* [Set problem]
Copy out the lines unchanged, from the start of the records through the line containing "Y-axis label: Voltage(V): Voltage(V): [208, 407, 217, 450]".

* [Element box records]
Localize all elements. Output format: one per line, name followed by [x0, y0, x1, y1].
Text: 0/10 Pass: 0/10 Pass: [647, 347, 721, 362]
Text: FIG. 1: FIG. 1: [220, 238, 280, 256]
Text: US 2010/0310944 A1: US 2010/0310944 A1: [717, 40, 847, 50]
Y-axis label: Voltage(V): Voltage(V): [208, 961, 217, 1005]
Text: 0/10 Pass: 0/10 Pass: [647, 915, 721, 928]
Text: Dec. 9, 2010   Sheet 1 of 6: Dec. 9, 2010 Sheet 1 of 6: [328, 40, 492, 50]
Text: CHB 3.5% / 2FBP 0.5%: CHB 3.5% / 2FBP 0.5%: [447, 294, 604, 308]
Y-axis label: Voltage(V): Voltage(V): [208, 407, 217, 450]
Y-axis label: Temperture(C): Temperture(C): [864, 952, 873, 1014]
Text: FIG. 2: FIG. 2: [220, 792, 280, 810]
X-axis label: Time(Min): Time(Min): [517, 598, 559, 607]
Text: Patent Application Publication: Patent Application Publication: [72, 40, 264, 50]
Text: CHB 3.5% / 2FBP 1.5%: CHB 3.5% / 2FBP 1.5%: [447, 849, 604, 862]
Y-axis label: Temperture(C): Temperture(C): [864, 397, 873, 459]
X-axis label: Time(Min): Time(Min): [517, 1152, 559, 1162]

* [Result of the exercise]
Localize all elements. Output format: one per line, name followed by [x0, y0, x1, y1].
Text: 0/10 Pass: 0/10 Pass: [647, 347, 721, 362]
Text: FIG. 1: FIG. 1: [220, 238, 280, 256]
Text: US 2010/0310944 A1: US 2010/0310944 A1: [717, 40, 847, 50]
Y-axis label: Voltage(V): Voltage(V): [208, 961, 217, 1005]
Text: 0/10 Pass: 0/10 Pass: [647, 915, 721, 928]
Text: Dec. 9, 2010   Sheet 1 of 6: Dec. 9, 2010 Sheet 1 of 6: [328, 40, 492, 50]
Text: CHB 3.5% / 2FBP 0.5%: CHB 3.5% / 2FBP 0.5%: [447, 294, 604, 308]
Y-axis label: Voltage(V): Voltage(V): [208, 407, 217, 450]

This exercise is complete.